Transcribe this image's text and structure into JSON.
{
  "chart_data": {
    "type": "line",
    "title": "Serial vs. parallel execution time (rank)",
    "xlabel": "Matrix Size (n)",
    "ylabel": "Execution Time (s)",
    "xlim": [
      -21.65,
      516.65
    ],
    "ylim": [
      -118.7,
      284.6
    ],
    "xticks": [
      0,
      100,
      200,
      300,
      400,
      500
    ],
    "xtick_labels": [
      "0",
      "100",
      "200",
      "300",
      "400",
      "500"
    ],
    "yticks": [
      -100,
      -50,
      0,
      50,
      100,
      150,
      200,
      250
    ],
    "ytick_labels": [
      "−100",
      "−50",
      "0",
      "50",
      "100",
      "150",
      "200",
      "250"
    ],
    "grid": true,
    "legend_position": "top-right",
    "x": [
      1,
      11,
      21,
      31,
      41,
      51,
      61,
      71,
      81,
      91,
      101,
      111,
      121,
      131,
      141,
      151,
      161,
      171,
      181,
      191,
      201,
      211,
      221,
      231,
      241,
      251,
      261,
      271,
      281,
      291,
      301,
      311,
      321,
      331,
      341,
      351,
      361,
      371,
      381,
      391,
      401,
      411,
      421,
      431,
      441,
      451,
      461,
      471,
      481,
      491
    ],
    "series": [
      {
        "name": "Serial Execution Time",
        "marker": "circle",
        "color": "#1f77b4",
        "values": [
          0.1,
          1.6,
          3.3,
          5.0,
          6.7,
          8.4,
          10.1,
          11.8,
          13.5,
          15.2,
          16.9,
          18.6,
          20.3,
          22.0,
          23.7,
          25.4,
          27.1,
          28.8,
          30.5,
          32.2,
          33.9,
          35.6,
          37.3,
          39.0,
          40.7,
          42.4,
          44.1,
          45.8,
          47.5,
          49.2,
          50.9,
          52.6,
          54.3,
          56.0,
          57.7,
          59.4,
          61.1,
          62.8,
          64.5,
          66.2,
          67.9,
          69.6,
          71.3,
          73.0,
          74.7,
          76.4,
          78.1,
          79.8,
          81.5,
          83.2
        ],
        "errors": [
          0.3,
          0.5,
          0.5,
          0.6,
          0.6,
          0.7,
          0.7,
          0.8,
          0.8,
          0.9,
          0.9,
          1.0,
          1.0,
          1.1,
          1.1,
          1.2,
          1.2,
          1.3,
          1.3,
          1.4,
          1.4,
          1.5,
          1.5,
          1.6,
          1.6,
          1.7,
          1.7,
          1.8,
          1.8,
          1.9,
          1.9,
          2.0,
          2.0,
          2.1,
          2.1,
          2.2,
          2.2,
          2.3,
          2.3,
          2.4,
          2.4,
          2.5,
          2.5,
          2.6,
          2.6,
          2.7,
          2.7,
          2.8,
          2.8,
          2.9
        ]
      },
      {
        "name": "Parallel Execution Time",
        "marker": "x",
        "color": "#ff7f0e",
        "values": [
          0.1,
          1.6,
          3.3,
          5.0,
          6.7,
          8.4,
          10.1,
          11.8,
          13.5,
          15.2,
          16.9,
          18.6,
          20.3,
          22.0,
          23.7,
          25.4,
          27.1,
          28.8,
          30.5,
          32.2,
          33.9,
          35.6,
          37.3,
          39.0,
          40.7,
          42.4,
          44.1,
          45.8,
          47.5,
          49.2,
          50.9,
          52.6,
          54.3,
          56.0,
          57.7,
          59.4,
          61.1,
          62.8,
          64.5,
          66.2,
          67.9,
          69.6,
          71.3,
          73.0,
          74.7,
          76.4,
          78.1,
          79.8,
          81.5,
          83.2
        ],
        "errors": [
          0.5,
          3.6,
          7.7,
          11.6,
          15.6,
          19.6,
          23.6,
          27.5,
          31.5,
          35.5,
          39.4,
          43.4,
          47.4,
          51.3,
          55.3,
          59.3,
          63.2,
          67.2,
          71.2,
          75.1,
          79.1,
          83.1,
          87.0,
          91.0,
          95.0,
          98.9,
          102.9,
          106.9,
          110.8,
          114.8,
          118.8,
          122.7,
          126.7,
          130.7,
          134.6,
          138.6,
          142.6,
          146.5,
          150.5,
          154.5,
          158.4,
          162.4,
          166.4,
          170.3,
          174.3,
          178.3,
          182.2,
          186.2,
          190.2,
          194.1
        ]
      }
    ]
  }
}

**********

> **WRITTEN EXERCISE**
From the material above, copy each line that includes the word "Serial".

> **SOLUTION TO THIS PROBLEM**
    "title": "Serial vs. parallel execution time (rank)",
        "name": "Serial Execution Time",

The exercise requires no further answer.